▸ **WHAT IS NEEDED**
Repeat word for word the lines of data starting at the one containing "height-unit: Cm (325, 193, 366, 223)" and ending at the one containing "height-slider[interactable] (222, 220, 322, 244)".

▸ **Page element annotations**
•••••
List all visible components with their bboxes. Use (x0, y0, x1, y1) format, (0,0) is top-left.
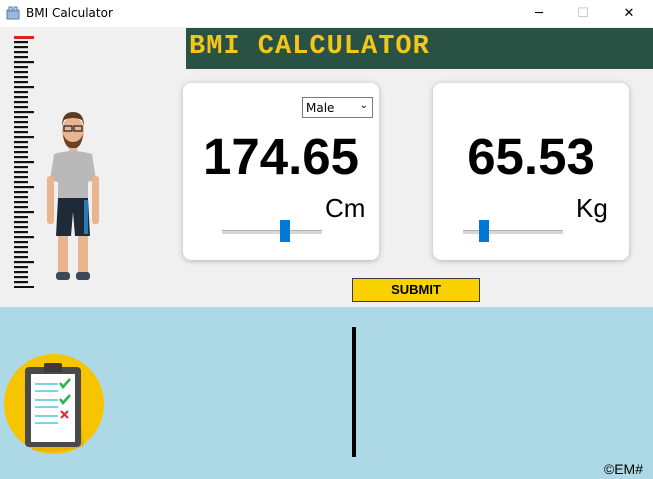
height-unit: Cm (325, 193, 366, 223)
weight-unit: Kg (576, 193, 608, 223)
gender-dropdown[interactable]: Male ⌄ (302, 97, 373, 118)
clipboard-checklist-icon (4, 354, 104, 454)
app-header: BMI CALCULATOR (186, 28, 653, 69)
height-slider[interactable] (222, 220, 322, 244)
minimize-button[interactable]: ─ (535, 6, 543, 21)
height-ruler-icon (14, 36, 34, 288)
weight-card: 65.53 Kg (433, 83, 629, 260)
submit-button[interactable]: SUBMIT (352, 278, 480, 302)
title-bar: BMI Calculator ─ ☐ ✕ (0, 0, 653, 27)
weight-value: 65.53 (467, 128, 595, 185)
copyright-label: ©EM# (603, 461, 643, 477)
weight-slider[interactable] (463, 220, 563, 244)
person-figure-icon (47, 112, 99, 280)
weight-slider-thumb[interactable] (479, 220, 490, 242)
close-button[interactable]: ✕ (623, 6, 635, 21)
maximize-button[interactable]: ☐ (577, 6, 589, 21)
app-title: BMI CALCULATOR (189, 32, 430, 62)
height-slider-track (222, 230, 322, 234)
height-value: 174.65 (203, 128, 359, 185)
gender-value: Male (306, 101, 335, 115)
height-card: Male ⌄ 174.65 Cm (183, 83, 379, 260)
window-title: BMI Calculator (26, 6, 113, 20)
weight-slider-track (463, 230, 563, 234)
chevron-down-icon: ⌄ (359, 100, 368, 111)
result-panel (0, 307, 653, 479)
app-icon (6, 6, 20, 20)
height-slider-thumb[interactable] (279, 220, 290, 242)
result-divider (352, 327, 356, 457)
•••••
▸ **EXERCISE SOLUTION**
height-unit: Cm (325, 193, 366, 223)
weight-unit: Kg (576, 193, 608, 223)
gender-dropdown[interactable]: Male ⌄ (302, 97, 373, 118)
clipboard-checklist-icon (4, 354, 104, 454)
app-header: BMI CALCULATOR (186, 28, 653, 69)
height-slider[interactable] (222, 220, 322, 244)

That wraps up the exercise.